**Task details:** Repeat each record exactly. Any picture gets left out.
[start Provided data]
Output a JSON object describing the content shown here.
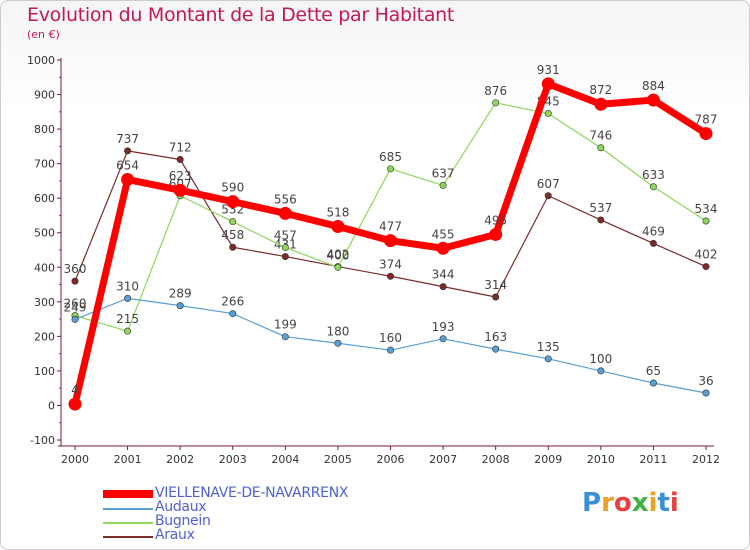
{
  "chart_data": {
    "type": "line",
    "title": "Evolution du Montant de la Dette par Habitant",
    "subtitle": "(en €)",
    "x": [
      "2000",
      "2001",
      "2002",
      "2003",
      "2004",
      "2005",
      "2006",
      "2007",
      "2008",
      "2009",
      "2010",
      "2011",
      "2012"
    ],
    "yticks": [
      -100,
      0,
      100,
      200,
      300,
      400,
      500,
      600,
      700,
      800,
      900,
      1000
    ],
    "ylim": [
      -100,
      1000
    ],
    "grid": false,
    "legend_position": "bottom-left",
    "series": [
      {
        "name": "Araux",
        "color": "#7b2a2a",
        "width": 1.2,
        "values": [
          360,
          737,
          712,
          458,
          431,
          402,
          374,
          344,
          314,
          607,
          537,
          469,
          402
        ]
      },
      {
        "name": "Bugnein",
        "color": "#8ed65a",
        "width": 1.2,
        "values": [
          260,
          215,
          607,
          532,
          457,
          400,
          685,
          637,
          876,
          845,
          746,
          633,
          534
        ]
      },
      {
        "name": "Audaux",
        "color": "#5a9fd4",
        "width": 1.2,
        "values": [
          249,
          310,
          289,
          266,
          199,
          180,
          160,
          193,
          163,
          135,
          100,
          65,
          36
        ]
      },
      {
        "name": "VIELLENAVE-DE-NAVARRENX",
        "color": "#ff0000",
        "width": 7,
        "values": [
          4,
          654,
          623,
          590,
          556,
          518,
          477,
          455,
          495,
          931,
          872,
          884,
          787
        ]
      }
    ]
  },
  "legend": [
    {
      "label": "VIELLENAVE-DE-NAVARRENX",
      "color": "#ff0000",
      "thick": true
    },
    {
      "label": "Audaux",
      "color": "#5a9fd4",
      "thick": false
    },
    {
      "label": "Bugnein",
      "color": "#8ed65a",
      "thick": false
    },
    {
      "label": "Araux",
      "color": "#7b2a2a",
      "thick": false
    }
  ],
  "logo": {
    "letters": [
      "P",
      "r",
      "o",
      "x",
      "i",
      "t",
      "i"
    ],
    "colors": [
      "#3a8fd8",
      "#f0a020",
      "#e84040",
      "#40b040",
      "#f0a020",
      "#3a8fd8",
      "#e84040"
    ]
  }
}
[end Provided data]
**Written solution:**
Output a JSON object describing the content shown here.
{
  "chart_data": {
    "type": "line",
    "title": "Evolution du Montant de la Dette par Habitant",
    "subtitle": "(en €)",
    "x": [
      "2000",
      "2001",
      "2002",
      "2003",
      "2004",
      "2005",
      "2006",
      "2007",
      "2008",
      "2009",
      "2010",
      "2011",
      "2012"
    ],
    "yticks": [
      -100,
      0,
      100,
      200,
      300,
      400,
      500,
      600,
      700,
      800,
      900,
      1000
    ],
    "ylim": [
      -100,
      1000
    ],
    "grid": false,
    "legend_position": "bottom-left",
    "series": [
      {
        "name": "Araux",
        "color": "#7b2a2a",
        "width": 1.2,
        "values": [
          360,
          737,
          712,
          458,
          431,
          402,
          374,
          344,
          314,
          607,
          537,
          469,
          402
        ]
      },
      {
        "name": "Bugnein",
        "color": "#8ed65a",
        "width": 1.2,
        "values": [
          260,
          215,
          607,
          532,
          457,
          400,
          685,
          637,
          876,
          845,
          746,
          633,
          534
        ]
      },
      {
        "name": "Audaux",
        "color": "#5a9fd4",
        "width": 1.2,
        "values": [
          249,
          310,
          289,
          266,
          199,
          180,
          160,
          193,
          163,
          135,
          100,
          65,
          36
        ]
      },
      {
        "name": "VIELLENAVE-DE-NAVARRENX",
        "color": "#ff0000",
        "width": 7,
        "values": [
          4,
          654,
          623,
          590,
          556,
          518,
          477,
          455,
          495,
          931,
          872,
          884,
          787
        ]
      }
    ]
  },
  "legend": [
    {
      "label": "VIELLENAVE-DE-NAVARRENX",
      "color": "#ff0000",
      "thick": true
    },
    {
      "label": "Audaux",
      "color": "#5a9fd4",
      "thick": false
    },
    {
      "label": "Bugnein",
      "color": "#8ed65a",
      "thick": false
    },
    {
      "label": "Araux",
      "color": "#7b2a2a",
      "thick": false
    }
  ],
  "logo": {
    "letters": [
      "P",
      "r",
      "o",
      "x",
      "i",
      "t",
      "i"
    ],
    "colors": [
      "#3a8fd8",
      "#f0a020",
      "#e84040",
      "#40b040",
      "#f0a020",
      "#3a8fd8",
      "#e84040"
    ]
  }
}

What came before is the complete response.